WHAT YOU ARE ASKED TO DO
Omit all pictures. Quote the lines from the one with "Serialize everything readable" through the end of the listing below, exactly as they appear.
↓
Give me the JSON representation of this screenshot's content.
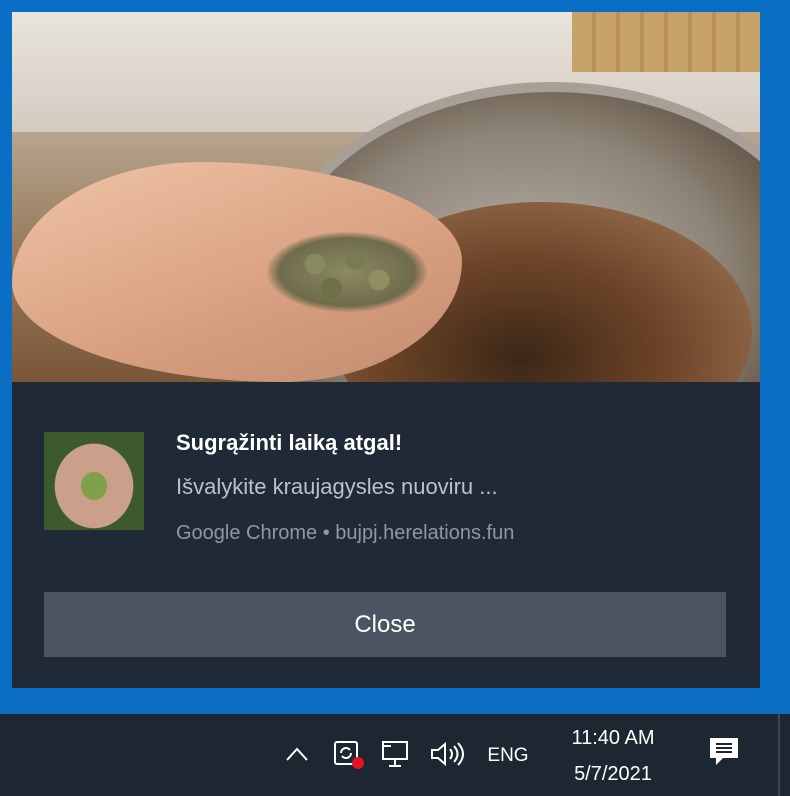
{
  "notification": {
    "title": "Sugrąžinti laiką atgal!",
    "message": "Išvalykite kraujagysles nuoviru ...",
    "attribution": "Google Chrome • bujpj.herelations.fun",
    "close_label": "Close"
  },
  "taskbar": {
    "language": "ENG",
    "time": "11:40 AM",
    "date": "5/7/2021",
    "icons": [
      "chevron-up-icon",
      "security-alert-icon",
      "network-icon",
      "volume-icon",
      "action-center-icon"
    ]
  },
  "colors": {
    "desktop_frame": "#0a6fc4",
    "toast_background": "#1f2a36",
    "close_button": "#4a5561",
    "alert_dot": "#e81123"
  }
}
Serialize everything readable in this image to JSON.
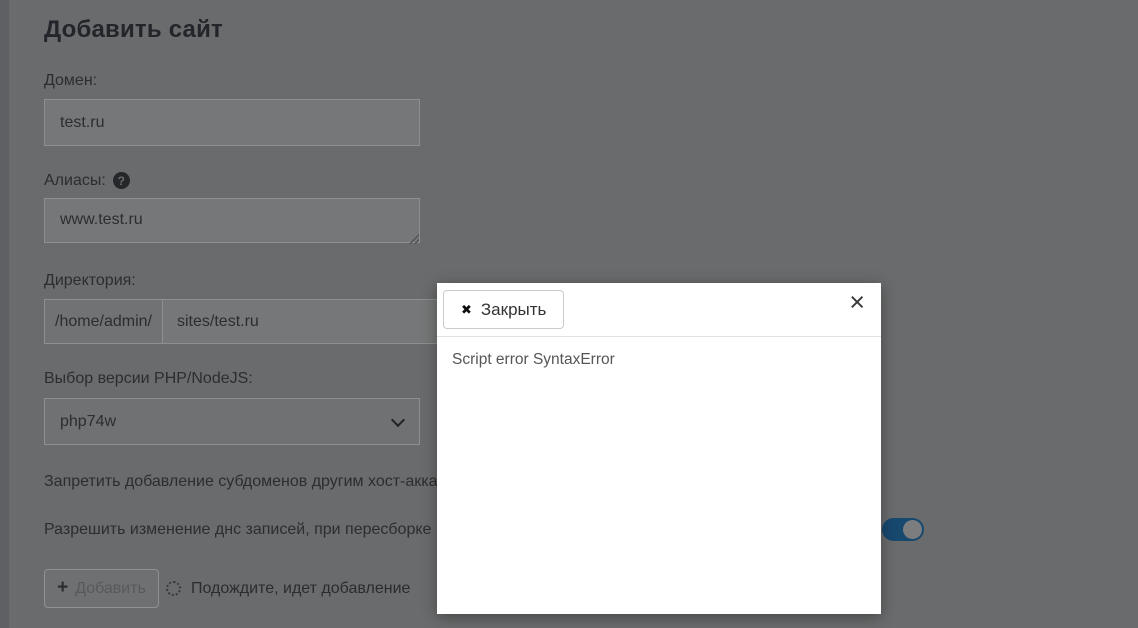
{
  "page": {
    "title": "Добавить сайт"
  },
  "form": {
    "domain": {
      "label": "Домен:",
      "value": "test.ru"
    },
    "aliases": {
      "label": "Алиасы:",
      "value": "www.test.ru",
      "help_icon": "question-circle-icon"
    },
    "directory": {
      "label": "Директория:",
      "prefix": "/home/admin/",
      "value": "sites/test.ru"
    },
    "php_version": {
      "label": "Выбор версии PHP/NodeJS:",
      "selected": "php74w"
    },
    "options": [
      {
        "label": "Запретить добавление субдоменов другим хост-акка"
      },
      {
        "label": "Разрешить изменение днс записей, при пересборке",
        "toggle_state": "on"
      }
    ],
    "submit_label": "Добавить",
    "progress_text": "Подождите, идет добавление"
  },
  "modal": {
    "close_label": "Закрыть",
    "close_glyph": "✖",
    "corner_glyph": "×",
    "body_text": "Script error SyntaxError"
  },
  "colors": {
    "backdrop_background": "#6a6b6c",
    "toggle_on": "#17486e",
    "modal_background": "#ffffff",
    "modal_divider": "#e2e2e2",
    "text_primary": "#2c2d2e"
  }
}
↑
SOLUTION
Serialize everything readable in this image to JSON.
{
  "page": {
    "title": "Добавить сайт"
  },
  "form": {
    "domain": {
      "label": "Домен:",
      "value": "test.ru"
    },
    "aliases": {
      "label": "Алиасы:",
      "value": "www.test.ru",
      "help_icon": "question-circle-icon"
    },
    "directory": {
      "label": "Директория:",
      "prefix": "/home/admin/",
      "value": "sites/test.ru"
    },
    "php_version": {
      "label": "Выбор версии PHP/NodeJS:",
      "selected": "php74w"
    },
    "options": [
      {
        "label": "Запретить добавление субдоменов другим хост-акка"
      },
      {
        "label": "Разрешить изменение днс записей, при пересборке",
        "toggle_state": "on"
      }
    ],
    "submit_label": "Добавить",
    "progress_text": "Подождите, идет добавление"
  },
  "modal": {
    "close_label": "Закрыть",
    "close_glyph": "✖",
    "corner_glyph": "×",
    "body_text": "Script error SyntaxError"
  },
  "colors": {
    "backdrop_background": "#6a6b6c",
    "toggle_on": "#17486e",
    "modal_background": "#ffffff",
    "modal_divider": "#e2e2e2",
    "text_primary": "#2c2d2e"
  }
}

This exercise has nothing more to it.